Written task: Quote exactly the lines from the line containing "Decode this image" to the line containing "Serialize everything readable", both lines included, please, and nothing more.
■ ■ ■ ■
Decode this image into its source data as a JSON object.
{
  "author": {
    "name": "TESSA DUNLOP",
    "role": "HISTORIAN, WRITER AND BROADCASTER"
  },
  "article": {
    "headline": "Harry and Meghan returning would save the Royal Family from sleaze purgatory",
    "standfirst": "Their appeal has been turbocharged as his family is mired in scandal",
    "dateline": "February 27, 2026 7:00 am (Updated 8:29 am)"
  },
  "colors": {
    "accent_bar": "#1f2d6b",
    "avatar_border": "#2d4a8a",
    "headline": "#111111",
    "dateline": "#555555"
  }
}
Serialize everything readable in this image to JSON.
■ ■ ■ ■
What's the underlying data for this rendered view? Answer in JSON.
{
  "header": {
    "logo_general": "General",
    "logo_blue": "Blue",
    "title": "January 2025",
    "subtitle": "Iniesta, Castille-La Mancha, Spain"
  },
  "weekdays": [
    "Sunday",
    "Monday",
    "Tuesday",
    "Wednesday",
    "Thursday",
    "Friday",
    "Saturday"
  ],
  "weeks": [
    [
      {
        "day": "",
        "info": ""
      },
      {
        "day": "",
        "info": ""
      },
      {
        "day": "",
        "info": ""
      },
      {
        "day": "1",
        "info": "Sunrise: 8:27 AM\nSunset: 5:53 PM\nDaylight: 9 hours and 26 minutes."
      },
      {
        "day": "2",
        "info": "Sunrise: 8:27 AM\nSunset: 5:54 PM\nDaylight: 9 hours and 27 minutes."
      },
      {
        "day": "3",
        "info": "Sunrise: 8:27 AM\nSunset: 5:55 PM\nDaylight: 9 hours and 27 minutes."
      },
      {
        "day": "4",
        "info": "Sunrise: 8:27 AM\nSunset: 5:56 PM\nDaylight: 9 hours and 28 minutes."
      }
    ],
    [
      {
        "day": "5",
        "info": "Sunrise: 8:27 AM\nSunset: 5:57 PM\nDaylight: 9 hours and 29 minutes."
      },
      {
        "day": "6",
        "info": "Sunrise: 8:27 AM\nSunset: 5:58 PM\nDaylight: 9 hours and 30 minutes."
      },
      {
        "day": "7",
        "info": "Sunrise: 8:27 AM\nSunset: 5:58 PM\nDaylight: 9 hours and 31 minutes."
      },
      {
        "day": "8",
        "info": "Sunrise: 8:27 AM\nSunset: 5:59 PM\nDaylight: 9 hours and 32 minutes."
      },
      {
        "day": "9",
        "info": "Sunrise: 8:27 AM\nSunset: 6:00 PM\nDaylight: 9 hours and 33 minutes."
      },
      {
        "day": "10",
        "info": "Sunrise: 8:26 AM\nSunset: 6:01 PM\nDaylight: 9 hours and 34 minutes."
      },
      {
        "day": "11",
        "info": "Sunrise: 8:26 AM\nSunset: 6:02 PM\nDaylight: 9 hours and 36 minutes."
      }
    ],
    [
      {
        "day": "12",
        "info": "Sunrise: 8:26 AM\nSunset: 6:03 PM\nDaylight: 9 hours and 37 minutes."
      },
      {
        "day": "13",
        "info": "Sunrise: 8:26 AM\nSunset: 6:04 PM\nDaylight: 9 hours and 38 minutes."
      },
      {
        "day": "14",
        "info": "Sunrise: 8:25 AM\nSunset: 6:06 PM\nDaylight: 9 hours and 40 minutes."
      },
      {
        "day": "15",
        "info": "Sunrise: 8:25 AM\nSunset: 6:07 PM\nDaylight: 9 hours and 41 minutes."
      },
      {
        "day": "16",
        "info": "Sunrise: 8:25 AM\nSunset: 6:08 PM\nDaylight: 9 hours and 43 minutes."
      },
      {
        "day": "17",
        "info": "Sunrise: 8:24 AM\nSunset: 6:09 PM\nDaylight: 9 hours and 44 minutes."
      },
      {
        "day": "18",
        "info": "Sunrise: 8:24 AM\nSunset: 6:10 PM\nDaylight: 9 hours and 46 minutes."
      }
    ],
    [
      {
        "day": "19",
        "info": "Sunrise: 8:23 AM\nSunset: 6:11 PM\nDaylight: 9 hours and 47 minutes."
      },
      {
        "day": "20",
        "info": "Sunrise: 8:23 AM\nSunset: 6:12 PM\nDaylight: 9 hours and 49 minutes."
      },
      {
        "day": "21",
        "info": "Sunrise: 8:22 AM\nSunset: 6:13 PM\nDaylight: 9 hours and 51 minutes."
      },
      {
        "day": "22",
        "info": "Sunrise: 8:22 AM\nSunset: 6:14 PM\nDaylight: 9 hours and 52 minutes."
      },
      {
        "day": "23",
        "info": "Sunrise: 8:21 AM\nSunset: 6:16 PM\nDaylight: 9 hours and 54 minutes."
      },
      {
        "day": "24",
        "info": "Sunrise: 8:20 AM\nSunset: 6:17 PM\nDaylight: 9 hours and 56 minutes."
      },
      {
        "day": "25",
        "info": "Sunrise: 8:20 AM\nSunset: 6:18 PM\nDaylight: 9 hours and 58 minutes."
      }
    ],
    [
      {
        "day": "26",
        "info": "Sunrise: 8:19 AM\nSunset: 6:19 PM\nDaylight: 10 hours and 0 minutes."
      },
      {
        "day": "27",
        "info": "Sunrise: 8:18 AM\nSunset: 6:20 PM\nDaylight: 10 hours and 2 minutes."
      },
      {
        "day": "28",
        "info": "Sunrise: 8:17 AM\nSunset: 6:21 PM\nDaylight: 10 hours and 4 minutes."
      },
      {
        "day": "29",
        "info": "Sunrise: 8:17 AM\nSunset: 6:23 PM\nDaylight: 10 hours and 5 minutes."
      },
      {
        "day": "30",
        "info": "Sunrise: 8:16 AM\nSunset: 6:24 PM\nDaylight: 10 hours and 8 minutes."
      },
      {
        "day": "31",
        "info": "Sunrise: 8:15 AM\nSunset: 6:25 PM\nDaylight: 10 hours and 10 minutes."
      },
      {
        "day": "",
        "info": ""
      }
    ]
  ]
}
■ ■ ■ ■
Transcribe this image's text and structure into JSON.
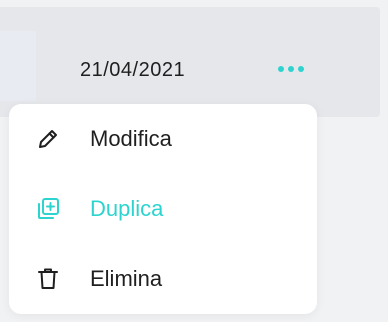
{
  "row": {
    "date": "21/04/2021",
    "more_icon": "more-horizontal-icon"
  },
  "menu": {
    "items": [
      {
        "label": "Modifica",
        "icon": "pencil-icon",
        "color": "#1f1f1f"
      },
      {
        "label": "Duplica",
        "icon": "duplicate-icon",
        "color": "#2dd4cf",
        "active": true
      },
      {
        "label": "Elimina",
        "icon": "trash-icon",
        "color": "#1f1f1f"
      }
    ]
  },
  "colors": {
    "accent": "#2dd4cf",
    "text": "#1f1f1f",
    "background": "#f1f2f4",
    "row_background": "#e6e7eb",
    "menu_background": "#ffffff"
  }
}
■ ■ ■ ■
Result:
Decode this image into its source data as a JSON object.
{
  "author": {
    "name": "TESSA DUNLOP",
    "role": "HISTORIAN, WRITER AND BROADCASTER"
  },
  "article": {
    "headline": "Harry and Meghan returning would save the Royal Family from sleaze purgatory",
    "standfirst": "Their appeal has been turbocharged as his family is mired in scandal",
    "dateline": "February 27, 2026 7:00 am (Updated 8:29 am)"
  },
  "colors": {
    "accent_bar": "#1f2d6b",
    "avatar_border": "#2d4a8a",
    "headline": "#111111",
    "dateline": "#555555"
  }
}
Serialize everything readable in this image to JSON.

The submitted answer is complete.